◆ **GIVEN REQUEST**: All the entries need to be quoted exactly, apart from the pictures, which you should drop.

--- Start of DATASET EXTRACT ---

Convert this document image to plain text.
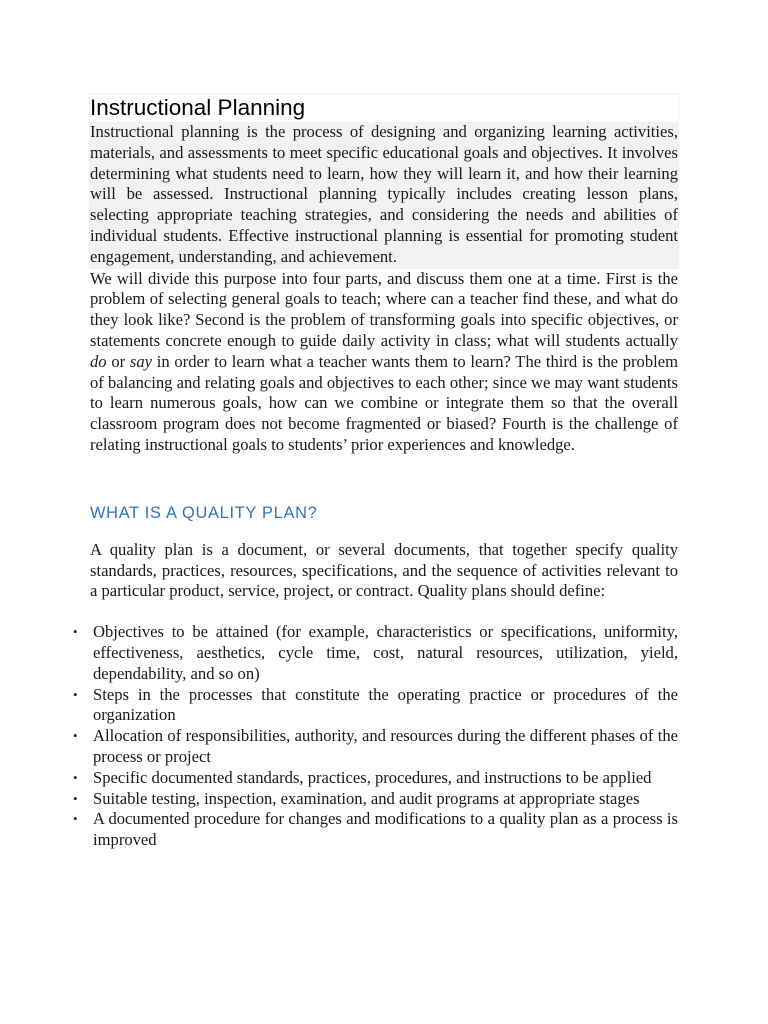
Instructional Planning

Instructional planning is the process of designing and organizing learning activities, materials, and assessments to meet specific educational goals and objectives. It involves determining what students need to learn, how they will learn it, and how their learning will be assessed. Instructional planning typically includes creating lesson plans, selecting appropriate teaching strategies, and considering the needs and abilities of individual students. Effective instructional planning is essential for promoting student engagement, understanding, and achievement.

We will divide this purpose into four parts, and discuss them one at a time. First is the problem of selecting general goals to teach; where can a teacher find these, and what do they look like? Second is the problem of transforming goals into specific objectives, or statements concrete enough to guide daily activity in class; what will students actually do or say in order to learn what a teacher wants them to learn? The third is the problem of balancing and relating goals and objectives to each other; since we may want students to learn numerous goals, how can we combine or integrate them so that the overall classroom program does not become fragmented or biased? Fourth is the challenge of relating instructional goals to students’ prior experiences and knowledge.

WHAT IS A QUALITY PLAN?

A quality plan is a document, or several documents, that together specify quality standards, practices, resources, specifications, and the sequence of activities relevant to a particular product, service, project, or contract. Quality plans should define:

• Objectives to be attained (for example, characteristics or specifications, uniformity, effectiveness, aesthetics, cycle time, cost, natural resources, utilization, yield, dependability, and so on)
• Steps in the processes that constitute the operating practice or procedures of the organization
• Allocation of responsibilities, authority, and resources during the different phases of the process or project
• Specific documented standards, practices, procedures, and instructions to be applied
• Suitable testing, inspection, examination, and audit programs at appropriate stages
• A documented procedure for changes and modifications to a quality plan as a process is improved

--- End of DATASET EXTRACT ---

◆ **REPLY**:
Convert this document image to plain text.
Instructional Planning

Instructional planning is the process of designing and organizing learning activities, materials, and assessments to meet specific educational goals and objectives. It involves determining what students need to learn, how they will learn it, and how their learning will be assessed. Instructional planning typically includes creating lesson plans, selecting appropriate teaching strategies, and considering the needs and abilities of individual students. Effective instructional planning is essential for promoting student engagement, understanding, and achievement.

We will divide this purpose into four parts, and discuss them one at a time. First is the problem of selecting general goals to teach; where can a teacher find these, and what do they look like? Second is the problem of transforming goals into specific objectives, or statements concrete enough to guide daily activity in class; what will students actually do or say in order to learn what a teacher wants them to learn? The third is the problem of balancing and relating goals and objectives to each other; since we may want students to learn numerous goals, how can we combine or integrate them so that the overall classroom program does not become fragmented or biased? Fourth is the challenge of relating instructional goals to students’ prior experiences and knowledge.

WHAT IS A QUALITY PLAN?

A quality plan is a document, or several documents, that together specify quality standards, practices, resources, specifications, and the sequence of activities relevant to a particular product, service, project, or contract. Quality plans should define:

• Objectives to be attained (for example, characteristics or specifications, uniformity, effectiveness, aesthetics, cycle time, cost, natural resources, utilization, yield, dependability, and so on)
• Steps in the processes that constitute the operating practice or procedures of the organization
• Allocation of responsibilities, authority, and resources during the different phases of the process or project
• Specific documented standards, practices, procedures, and instructions to be applied
• Suitable testing, inspection, examination, and audit programs at appropriate stages
• A documented procedure for changes and modifications to a quality plan as a process is improved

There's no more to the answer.